Text for analysis Start Marker

When I talked to Democrats and listened to their spokesmen on television following the Bush-Gore post-election battles, I felt like I was in the “Twilight Zone.” Now, with the Democrats’ take on the war against Iraq, I’m getting that feeling again.
One author wrote that “Men are from Mars, Women are from Venus.” But what about Democrats and Republicans or liberals and conservatives?
Seriously, it amazes me, from time to time, just how differently we view the world. We experience history together, looking at exactly the same events yet often coming to entirely different conclusions.
Just think of some of the major events in the last half-century. Was America’s intervention in the Vietnam War justified to stop the expansion of totalitarian communism or imperialistic intermeddling in a civil war? Were America’s cultural elites really committed to opposing the Soviet Union during the Cold War, as they now claim, or were they communist sympathizers? If they’d had their way, would we have prevailed in the Cold War?

Text for analysis End Marker
Listed entries Start Marker

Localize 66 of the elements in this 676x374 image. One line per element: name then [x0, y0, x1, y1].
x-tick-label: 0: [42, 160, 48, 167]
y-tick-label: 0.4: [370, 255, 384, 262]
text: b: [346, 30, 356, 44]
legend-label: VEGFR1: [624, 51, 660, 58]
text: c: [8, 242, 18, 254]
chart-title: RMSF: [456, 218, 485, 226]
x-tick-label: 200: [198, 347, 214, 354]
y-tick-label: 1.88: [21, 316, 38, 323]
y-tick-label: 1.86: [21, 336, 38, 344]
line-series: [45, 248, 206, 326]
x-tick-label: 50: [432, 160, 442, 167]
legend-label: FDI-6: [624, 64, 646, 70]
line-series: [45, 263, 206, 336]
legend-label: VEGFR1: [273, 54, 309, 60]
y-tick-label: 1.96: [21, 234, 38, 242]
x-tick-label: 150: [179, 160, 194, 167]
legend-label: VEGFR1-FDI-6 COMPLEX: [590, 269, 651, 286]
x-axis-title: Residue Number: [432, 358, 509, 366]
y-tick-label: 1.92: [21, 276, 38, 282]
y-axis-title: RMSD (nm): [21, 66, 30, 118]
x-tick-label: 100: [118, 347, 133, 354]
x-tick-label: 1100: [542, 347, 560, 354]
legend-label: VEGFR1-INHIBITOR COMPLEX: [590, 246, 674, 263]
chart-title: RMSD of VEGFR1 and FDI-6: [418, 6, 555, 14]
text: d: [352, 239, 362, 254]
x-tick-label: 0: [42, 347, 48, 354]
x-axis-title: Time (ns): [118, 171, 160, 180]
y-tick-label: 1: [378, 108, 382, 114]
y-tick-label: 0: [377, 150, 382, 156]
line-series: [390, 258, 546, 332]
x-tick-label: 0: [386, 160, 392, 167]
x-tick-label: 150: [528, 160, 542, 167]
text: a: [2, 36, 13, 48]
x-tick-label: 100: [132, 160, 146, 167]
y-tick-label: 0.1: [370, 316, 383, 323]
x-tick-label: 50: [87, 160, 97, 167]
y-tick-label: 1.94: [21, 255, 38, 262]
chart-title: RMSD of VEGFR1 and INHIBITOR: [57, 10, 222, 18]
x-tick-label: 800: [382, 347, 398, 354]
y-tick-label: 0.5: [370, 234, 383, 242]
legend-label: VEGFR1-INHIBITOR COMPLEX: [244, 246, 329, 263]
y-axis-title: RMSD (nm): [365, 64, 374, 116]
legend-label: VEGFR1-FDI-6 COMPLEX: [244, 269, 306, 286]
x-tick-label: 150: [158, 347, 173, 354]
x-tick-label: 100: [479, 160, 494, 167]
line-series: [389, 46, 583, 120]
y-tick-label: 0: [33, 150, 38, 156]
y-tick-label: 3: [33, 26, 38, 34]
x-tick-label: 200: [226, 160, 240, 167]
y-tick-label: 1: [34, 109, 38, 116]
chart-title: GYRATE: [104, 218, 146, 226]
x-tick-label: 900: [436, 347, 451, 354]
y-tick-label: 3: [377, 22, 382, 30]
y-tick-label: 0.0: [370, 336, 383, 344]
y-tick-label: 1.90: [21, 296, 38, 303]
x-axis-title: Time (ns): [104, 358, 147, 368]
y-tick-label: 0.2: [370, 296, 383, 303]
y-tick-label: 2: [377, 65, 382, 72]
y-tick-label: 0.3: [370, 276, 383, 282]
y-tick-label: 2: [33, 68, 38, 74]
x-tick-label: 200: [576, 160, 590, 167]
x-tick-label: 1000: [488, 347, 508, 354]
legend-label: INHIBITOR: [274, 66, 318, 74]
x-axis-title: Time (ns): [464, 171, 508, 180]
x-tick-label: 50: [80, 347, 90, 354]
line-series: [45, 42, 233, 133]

Listed entries End Marker

• Requirement 1: In the opinion piece on Democrats and Republicans, why does the writer get the "Twilight Zone" feeling a second time? Answer in one to three sentences.
• Requirement 2: According to the opinion piece on Democrats and Republicans, what amazes the writer from time to time?
• Requirement 3: Retype the opinion piece on Democrats and Republicans from "Seriously, it amazes" to "entirely different conclusions.".

• Written solution 1: The writer first felt like being in the "Twilight Zone" when hearing Democrats after the Bush-Gore post-election battles. The feeling returns because of the Democrats' take on the war against Iraq.

• Written solution 2: How differently we view the world.

• Written solution 3:
Seriously, it amazes me, from time to time, just how differently we view the world. We experience history together, looking at exactly the same events yet often coming to entirely different conclusions.